### TASK BRIEF
Reproduce the data below word for word, line by line, and leave the picture out of your copy.

╔══

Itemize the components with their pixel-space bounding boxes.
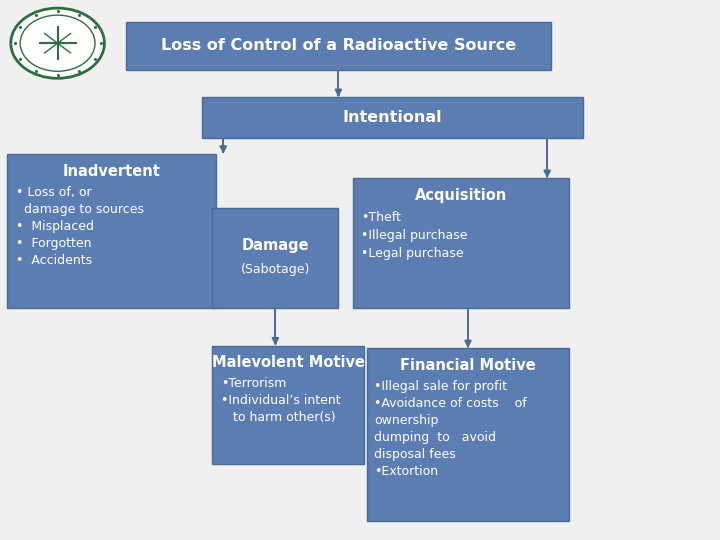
FancyBboxPatch shape [126, 22, 551, 70]
FancyBboxPatch shape [353, 178, 569, 308]
Text: •Illegal sale for profit
•Avoidance of costs    of
ownership
dumping  to   avoid: •Illegal sale for profit •Avoidance of c… [374, 380, 527, 477]
Text: Inadvertent: Inadvertent [63, 164, 161, 179]
FancyBboxPatch shape [212, 208, 338, 308]
Circle shape [20, 15, 95, 71]
Text: Financial Motive: Financial Motive [400, 358, 536, 373]
Text: •Terrorism
•Individual’s intent
   to harm other(s): •Terrorism •Individual’s intent to harm … [221, 377, 341, 424]
FancyBboxPatch shape [7, 154, 216, 308]
Text: Loss of Control of a Radioactive Source: Loss of Control of a Radioactive Source [161, 38, 516, 53]
Text: Intentional: Intentional [343, 110, 442, 125]
Text: • Loss of, or
  damage to sources
•  Misplaced
•  Forgotten
•  Accidents: • Loss of, or damage to sources • Mispla… [16, 186, 144, 267]
FancyBboxPatch shape [202, 97, 583, 138]
Text: Acquisition: Acquisition [415, 188, 507, 203]
Text: •Theft
•Illegal purchase
•Legal purchase: •Theft •Illegal purchase •Legal purchase [361, 211, 468, 260]
Text: Damage: Damage [242, 239, 309, 253]
Text: (Sabotage): (Sabotage) [240, 263, 310, 276]
Circle shape [11, 8, 104, 78]
FancyBboxPatch shape [367, 348, 569, 521]
FancyBboxPatch shape [212, 346, 364, 464]
Text: Malevolent Motive: Malevolent Motive [212, 355, 364, 370]
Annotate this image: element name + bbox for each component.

╚══

### WRITTEN REPLY
Itemize the components with their pixel-space bounding boxes.
FancyBboxPatch shape [126, 22, 551, 70]
FancyBboxPatch shape [353, 178, 569, 308]
Text: •Illegal sale for profit
•Avoidance of costs    of
ownership
dumping  to   avoid: •Illegal sale for profit •Avoidance of c… [374, 380, 527, 477]
Text: Inadvertent: Inadvertent [63, 164, 161, 179]
FancyBboxPatch shape [212, 208, 338, 308]
Circle shape [20, 15, 95, 71]
Text: Financial Motive: Financial Motive [400, 358, 536, 373]
Text: •Terrorism
•Individual’s intent
   to harm other(s): •Terrorism •Individual’s intent to harm … [221, 377, 341, 424]
FancyBboxPatch shape [7, 154, 216, 308]
Text: Loss of Control of a Radioactive Source: Loss of Control of a Radioactive Source [161, 38, 516, 53]
Text: Intentional: Intentional [343, 110, 442, 125]
Text: • Loss of, or
  damage to sources
•  Misplaced
•  Forgotten
•  Accidents: • Loss of, or damage to sources • Mispla… [16, 186, 144, 267]
FancyBboxPatch shape [202, 97, 583, 138]
Text: Acquisition: Acquisition [415, 188, 507, 203]
Text: •Theft
•Illegal purchase
•Legal purchase: •Theft •Illegal purchase •Legal purchase [361, 211, 468, 260]
Text: Damage: Damage [242, 239, 309, 253]
Text: (Sabotage): (Sabotage) [240, 263, 310, 276]
Circle shape [11, 8, 104, 78]
FancyBboxPatch shape [367, 348, 569, 521]
FancyBboxPatch shape [212, 346, 364, 464]
Text: Malevolent Motive: Malevolent Motive [212, 355, 364, 370]
Annotate this image: element name + bbox for each component.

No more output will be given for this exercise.